[Dataset rows]
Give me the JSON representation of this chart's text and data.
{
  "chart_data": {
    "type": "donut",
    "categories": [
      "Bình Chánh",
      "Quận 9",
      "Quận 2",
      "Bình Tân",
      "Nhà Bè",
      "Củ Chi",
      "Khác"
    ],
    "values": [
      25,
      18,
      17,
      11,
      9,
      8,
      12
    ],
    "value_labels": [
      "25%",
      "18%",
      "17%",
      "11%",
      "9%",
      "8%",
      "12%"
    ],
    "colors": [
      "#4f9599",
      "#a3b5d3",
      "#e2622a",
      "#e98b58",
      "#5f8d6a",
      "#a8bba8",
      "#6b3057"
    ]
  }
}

* * *

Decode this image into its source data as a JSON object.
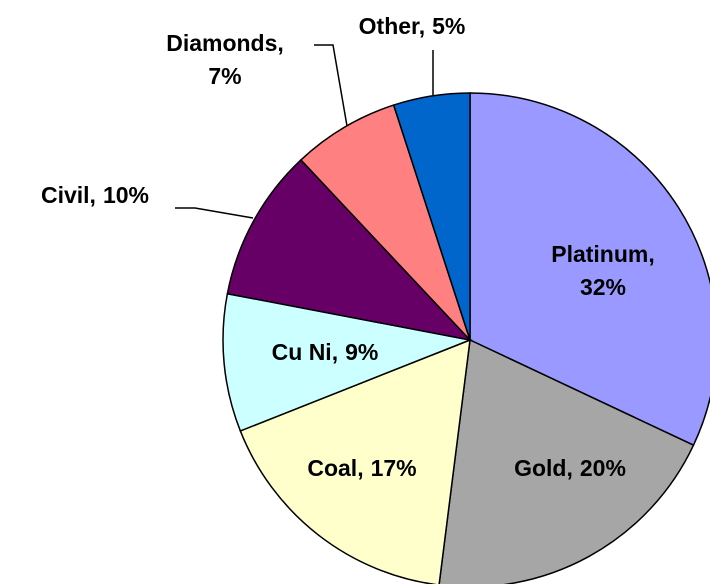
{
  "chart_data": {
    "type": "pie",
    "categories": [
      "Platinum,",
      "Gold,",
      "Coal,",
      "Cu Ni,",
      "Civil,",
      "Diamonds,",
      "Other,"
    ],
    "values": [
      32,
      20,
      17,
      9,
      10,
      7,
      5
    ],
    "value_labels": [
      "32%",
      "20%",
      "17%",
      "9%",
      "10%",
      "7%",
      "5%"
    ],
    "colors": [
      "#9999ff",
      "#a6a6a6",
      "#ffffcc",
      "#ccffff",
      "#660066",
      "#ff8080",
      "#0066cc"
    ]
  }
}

==

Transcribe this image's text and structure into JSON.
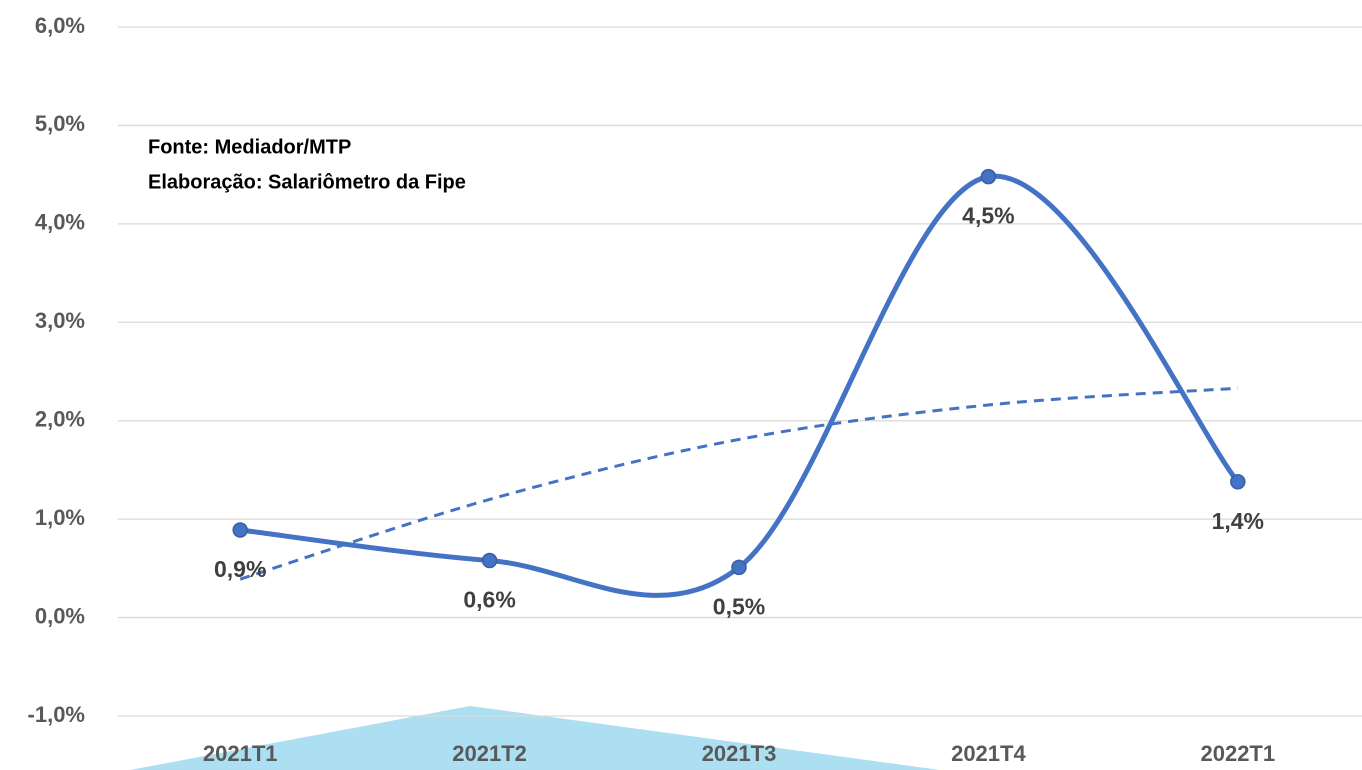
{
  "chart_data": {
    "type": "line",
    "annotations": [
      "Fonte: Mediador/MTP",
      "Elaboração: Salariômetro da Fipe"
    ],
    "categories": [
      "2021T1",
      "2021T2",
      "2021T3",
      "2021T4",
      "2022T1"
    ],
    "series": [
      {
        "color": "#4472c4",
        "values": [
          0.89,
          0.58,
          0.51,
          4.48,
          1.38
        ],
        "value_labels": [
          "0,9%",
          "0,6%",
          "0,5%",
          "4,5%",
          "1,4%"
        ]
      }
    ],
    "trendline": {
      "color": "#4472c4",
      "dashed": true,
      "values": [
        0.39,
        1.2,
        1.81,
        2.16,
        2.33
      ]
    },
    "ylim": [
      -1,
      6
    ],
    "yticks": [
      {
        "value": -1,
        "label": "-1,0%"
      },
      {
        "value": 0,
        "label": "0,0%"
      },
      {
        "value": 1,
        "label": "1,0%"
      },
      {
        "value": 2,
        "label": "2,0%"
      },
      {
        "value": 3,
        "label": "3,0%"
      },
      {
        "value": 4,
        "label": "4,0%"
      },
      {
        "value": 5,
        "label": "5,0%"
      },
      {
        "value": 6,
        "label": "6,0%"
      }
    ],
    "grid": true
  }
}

▸ **Short problem**
Among the entries, how many lines include the word "image"? Answer with a single number and nothing further.

▸ **Solution to this task**
2